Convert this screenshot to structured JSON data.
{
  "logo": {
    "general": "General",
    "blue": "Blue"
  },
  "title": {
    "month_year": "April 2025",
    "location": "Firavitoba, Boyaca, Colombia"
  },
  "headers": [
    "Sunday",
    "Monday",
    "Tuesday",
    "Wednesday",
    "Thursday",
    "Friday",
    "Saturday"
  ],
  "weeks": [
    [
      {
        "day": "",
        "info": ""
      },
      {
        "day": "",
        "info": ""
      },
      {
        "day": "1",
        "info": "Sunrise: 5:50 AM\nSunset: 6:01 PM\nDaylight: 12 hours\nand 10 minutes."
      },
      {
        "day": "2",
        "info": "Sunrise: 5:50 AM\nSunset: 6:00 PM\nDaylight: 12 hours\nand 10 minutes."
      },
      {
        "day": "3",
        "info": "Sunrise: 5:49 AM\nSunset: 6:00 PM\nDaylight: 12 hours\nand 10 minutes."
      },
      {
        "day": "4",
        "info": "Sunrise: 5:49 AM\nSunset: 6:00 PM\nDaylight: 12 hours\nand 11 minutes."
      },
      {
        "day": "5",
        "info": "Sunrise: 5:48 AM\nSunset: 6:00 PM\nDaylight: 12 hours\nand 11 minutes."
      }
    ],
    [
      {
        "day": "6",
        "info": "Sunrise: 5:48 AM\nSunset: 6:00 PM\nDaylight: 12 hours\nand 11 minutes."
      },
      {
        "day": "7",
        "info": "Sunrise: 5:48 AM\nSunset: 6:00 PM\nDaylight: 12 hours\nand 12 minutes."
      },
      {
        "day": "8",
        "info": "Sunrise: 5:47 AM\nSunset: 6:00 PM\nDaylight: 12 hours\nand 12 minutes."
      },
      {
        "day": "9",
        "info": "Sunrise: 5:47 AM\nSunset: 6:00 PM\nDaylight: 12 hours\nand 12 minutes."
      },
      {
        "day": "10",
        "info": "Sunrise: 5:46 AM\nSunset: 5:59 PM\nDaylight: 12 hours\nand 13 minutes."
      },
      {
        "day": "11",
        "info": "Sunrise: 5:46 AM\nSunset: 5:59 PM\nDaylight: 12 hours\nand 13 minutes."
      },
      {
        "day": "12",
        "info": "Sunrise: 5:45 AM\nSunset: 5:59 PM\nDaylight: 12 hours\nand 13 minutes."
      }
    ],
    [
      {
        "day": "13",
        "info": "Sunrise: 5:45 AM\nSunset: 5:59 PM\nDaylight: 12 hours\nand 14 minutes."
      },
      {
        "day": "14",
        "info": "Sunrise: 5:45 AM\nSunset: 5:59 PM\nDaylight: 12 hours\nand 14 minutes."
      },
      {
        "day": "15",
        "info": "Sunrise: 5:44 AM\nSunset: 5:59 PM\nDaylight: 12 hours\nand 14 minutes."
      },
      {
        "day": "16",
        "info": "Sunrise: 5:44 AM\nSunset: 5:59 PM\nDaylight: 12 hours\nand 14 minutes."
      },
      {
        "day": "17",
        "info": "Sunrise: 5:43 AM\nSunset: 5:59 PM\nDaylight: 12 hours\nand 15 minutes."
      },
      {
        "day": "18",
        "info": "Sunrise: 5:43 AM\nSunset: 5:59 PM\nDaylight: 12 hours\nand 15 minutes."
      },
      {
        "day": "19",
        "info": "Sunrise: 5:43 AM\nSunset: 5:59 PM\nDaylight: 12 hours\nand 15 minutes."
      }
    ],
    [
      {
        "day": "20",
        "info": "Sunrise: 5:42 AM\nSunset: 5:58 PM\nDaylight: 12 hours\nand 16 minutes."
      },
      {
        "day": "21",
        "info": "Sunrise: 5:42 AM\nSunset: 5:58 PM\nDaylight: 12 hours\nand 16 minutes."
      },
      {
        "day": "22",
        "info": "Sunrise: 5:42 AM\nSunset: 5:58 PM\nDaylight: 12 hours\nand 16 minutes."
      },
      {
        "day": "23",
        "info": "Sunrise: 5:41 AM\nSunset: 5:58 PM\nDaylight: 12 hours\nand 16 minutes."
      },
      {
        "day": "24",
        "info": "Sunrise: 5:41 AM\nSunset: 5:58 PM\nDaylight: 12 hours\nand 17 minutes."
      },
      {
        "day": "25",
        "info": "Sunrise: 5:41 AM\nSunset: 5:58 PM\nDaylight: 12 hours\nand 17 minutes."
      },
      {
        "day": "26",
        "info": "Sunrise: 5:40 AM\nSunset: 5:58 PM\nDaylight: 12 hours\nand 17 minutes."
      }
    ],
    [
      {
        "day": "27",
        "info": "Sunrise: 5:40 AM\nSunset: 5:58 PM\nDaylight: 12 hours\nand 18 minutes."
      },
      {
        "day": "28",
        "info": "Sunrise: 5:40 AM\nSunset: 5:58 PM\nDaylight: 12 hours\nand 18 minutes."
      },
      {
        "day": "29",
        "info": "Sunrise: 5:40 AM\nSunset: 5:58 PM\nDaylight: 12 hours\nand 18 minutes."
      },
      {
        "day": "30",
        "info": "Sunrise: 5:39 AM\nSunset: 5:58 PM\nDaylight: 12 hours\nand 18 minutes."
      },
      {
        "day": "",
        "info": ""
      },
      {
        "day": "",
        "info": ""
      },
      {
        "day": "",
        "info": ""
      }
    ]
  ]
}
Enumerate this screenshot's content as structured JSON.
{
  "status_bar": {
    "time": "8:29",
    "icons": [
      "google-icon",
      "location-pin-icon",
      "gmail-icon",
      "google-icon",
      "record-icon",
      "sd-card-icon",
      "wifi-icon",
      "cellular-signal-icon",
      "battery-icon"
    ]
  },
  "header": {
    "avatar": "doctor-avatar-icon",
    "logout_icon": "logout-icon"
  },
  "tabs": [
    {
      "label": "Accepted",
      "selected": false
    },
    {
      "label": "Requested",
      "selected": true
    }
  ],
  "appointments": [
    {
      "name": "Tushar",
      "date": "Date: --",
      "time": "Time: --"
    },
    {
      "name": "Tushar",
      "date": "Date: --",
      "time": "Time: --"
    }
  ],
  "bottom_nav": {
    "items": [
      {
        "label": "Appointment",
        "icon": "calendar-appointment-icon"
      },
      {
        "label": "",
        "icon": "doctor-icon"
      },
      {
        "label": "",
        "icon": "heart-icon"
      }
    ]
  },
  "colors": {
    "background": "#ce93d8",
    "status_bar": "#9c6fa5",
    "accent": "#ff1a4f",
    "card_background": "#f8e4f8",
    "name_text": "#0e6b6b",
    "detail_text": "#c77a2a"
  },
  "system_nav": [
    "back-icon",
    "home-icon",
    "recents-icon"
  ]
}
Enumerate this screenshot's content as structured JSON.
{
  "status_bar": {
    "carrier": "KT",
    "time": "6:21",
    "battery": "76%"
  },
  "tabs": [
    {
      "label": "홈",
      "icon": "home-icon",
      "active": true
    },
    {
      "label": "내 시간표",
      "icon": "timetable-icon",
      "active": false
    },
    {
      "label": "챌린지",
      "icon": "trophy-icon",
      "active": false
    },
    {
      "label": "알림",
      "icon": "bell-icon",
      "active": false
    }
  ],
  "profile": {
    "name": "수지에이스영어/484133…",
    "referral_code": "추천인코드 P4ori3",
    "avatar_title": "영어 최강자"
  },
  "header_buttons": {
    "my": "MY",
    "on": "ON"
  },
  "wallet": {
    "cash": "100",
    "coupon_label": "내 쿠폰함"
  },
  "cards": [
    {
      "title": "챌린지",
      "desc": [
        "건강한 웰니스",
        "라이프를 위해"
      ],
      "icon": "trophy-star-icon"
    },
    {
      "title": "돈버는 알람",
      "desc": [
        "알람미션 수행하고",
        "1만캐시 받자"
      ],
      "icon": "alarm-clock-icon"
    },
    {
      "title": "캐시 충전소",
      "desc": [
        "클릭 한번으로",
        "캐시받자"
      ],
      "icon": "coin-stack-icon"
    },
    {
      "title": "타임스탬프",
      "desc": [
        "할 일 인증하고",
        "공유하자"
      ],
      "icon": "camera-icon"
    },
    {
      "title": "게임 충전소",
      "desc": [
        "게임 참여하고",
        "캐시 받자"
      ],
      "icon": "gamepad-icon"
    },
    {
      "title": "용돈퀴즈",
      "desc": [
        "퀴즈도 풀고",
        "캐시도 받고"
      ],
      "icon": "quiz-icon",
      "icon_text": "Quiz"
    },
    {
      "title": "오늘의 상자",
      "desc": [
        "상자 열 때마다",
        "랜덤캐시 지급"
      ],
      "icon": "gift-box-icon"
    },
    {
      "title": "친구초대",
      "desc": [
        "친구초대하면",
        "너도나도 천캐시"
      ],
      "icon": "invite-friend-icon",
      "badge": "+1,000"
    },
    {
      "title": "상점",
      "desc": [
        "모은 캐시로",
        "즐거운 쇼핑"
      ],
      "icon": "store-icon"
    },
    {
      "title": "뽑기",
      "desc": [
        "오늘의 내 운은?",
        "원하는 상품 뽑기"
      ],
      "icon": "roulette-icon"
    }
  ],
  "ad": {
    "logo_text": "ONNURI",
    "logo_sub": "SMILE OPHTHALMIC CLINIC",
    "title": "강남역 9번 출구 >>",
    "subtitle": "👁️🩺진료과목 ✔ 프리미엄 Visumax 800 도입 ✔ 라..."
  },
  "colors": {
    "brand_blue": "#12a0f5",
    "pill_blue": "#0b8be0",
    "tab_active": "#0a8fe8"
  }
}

--------------------------------------------------

## Description of the task
Select all lines in the listing above where the word "doctor" appears, and show them.

## Complete response
    "avatar": "doctor-avatar-icon",
        "icon": "doctor-icon"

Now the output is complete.